### DATA IN THIS EXERCISE
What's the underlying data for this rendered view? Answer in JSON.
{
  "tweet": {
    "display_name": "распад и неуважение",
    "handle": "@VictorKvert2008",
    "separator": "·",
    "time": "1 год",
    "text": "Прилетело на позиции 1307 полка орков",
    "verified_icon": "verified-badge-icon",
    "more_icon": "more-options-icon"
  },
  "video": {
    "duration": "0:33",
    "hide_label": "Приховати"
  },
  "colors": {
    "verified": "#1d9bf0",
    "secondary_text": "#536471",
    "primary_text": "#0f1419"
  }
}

### CHALLENGE
Whenever "verified" turns up in a line, pick that line out.

### EXERCISE RESPONSE
    "verified_icon": "verified-badge-icon",
    "verified": "#1d9bf0",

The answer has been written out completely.